__Goal__:
Set the listing down unchanged, minus every embedded image.

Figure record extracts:
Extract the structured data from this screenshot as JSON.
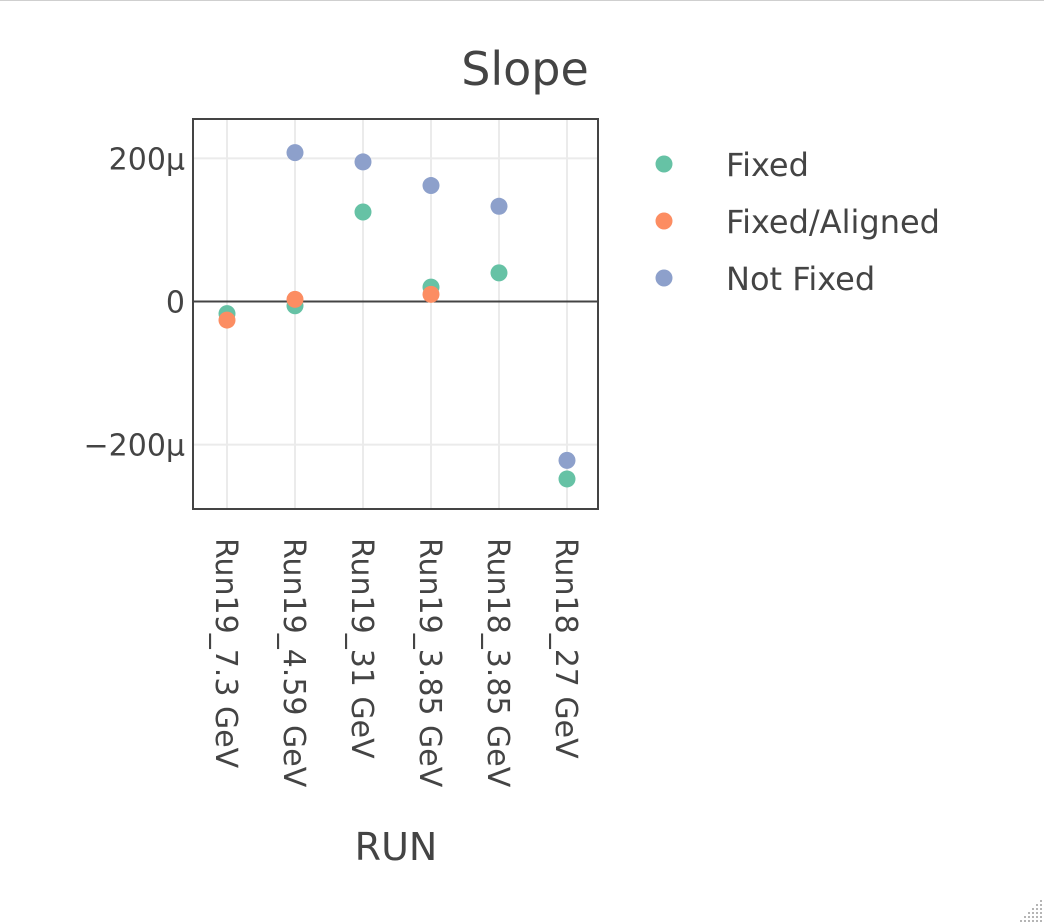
{
  "chart_data": {
    "type": "scatter",
    "title": "Slope",
    "xlabel": "RUN",
    "ylabel": "",
    "categories": [
      "Run19_7.3 GeV",
      "Run19_4.59 GeV",
      "Run19_31 GeV",
      "Run19_3.85 GeV",
      "Run18_3.85 GeV",
      "Run18_27 GeV"
    ],
    "ylim": [
      -0.00029,
      0.000255
    ],
    "yticks": [
      {
        "value": 0.0002,
        "label": "200μ"
      },
      {
        "value": 0,
        "label": "0"
      },
      {
        "value": -0.0002,
        "label": "−200μ"
      }
    ],
    "grid": true,
    "legend_position": "right",
    "series": [
      {
        "name": "Fixed",
        "color": "#66c2a5",
        "points": [
          {
            "x": "Run19_7.3 GeV",
            "y": -1.7e-05
          },
          {
            "x": "Run19_4.59 GeV",
            "y": -6e-06
          },
          {
            "x": "Run19_31 GeV",
            "y": 0.000125
          },
          {
            "x": "Run19_3.85 GeV",
            "y": 2e-05
          },
          {
            "x": "Run18_3.85 GeV",
            "y": 4e-05
          },
          {
            "x": "Run18_27 GeV",
            "y": -0.000248
          }
        ]
      },
      {
        "name": "Fixed/Aligned",
        "color": "#fc8d62",
        "points": [
          {
            "x": "Run19_7.3 GeV",
            "y": -2.6e-05
          },
          {
            "x": "Run19_4.59 GeV",
            "y": 3e-06
          },
          {
            "x": "Run19_3.85 GeV",
            "y": 1e-05
          }
        ]
      },
      {
        "name": "Not Fixed",
        "color": "#8da0cb",
        "points": [
          {
            "x": "Run19_4.59 GeV",
            "y": 0.000208
          },
          {
            "x": "Run19_31 GeV",
            "y": 0.000195
          },
          {
            "x": "Run19_3.85 GeV",
            "y": 0.000162
          },
          {
            "x": "Run18_3.85 GeV",
            "y": 0.000133
          },
          {
            "x": "Run18_27 GeV",
            "y": -0.000222
          }
        ]
      }
    ]
  }
}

__The output__:
Extract the structured data from this screenshot as JSON.
{
  "chart_data": {
    "type": "scatter",
    "title": "Slope",
    "xlabel": "RUN",
    "ylabel": "",
    "categories": [
      "Run19_7.3 GeV",
      "Run19_4.59 GeV",
      "Run19_31 GeV",
      "Run19_3.85 GeV",
      "Run18_3.85 GeV",
      "Run18_27 GeV"
    ],
    "ylim": [
      -0.00029,
      0.000255
    ],
    "yticks": [
      {
        "value": 0.0002,
        "label": "200μ"
      },
      {
        "value": 0,
        "label": "0"
      },
      {
        "value": -0.0002,
        "label": "−200μ"
      }
    ],
    "grid": true,
    "legend_position": "right",
    "series": [
      {
        "name": "Fixed",
        "color": "#66c2a5",
        "points": [
          {
            "x": "Run19_7.3 GeV",
            "y": -1.7e-05
          },
          {
            "x": "Run19_4.59 GeV",
            "y": -6e-06
          },
          {
            "x": "Run19_31 GeV",
            "y": 0.000125
          },
          {
            "x": "Run19_3.85 GeV",
            "y": 2e-05
          },
          {
            "x": "Run18_3.85 GeV",
            "y": 4e-05
          },
          {
            "x": "Run18_27 GeV",
            "y": -0.000248
          }
        ]
      },
      {
        "name": "Fixed/Aligned",
        "color": "#fc8d62",
        "points": [
          {
            "x": "Run19_7.3 GeV",
            "y": -2.6e-05
          },
          {
            "x": "Run19_4.59 GeV",
            "y": 3e-06
          },
          {
            "x": "Run19_3.85 GeV",
            "y": 1e-05
          }
        ]
      },
      {
        "name": "Not Fixed",
        "color": "#8da0cb",
        "points": [
          {
            "x": "Run19_4.59 GeV",
            "y": 0.000208
          },
          {
            "x": "Run19_31 GeV",
            "y": 0.000195
          },
          {
            "x": "Run19_3.85 GeV",
            "y": 0.000162
          },
          {
            "x": "Run18_3.85 GeV",
            "y": 0.000133
          },
          {
            "x": "Run18_27 GeV",
            "y": -0.000222
          }
        ]
      }
    ]
  }
}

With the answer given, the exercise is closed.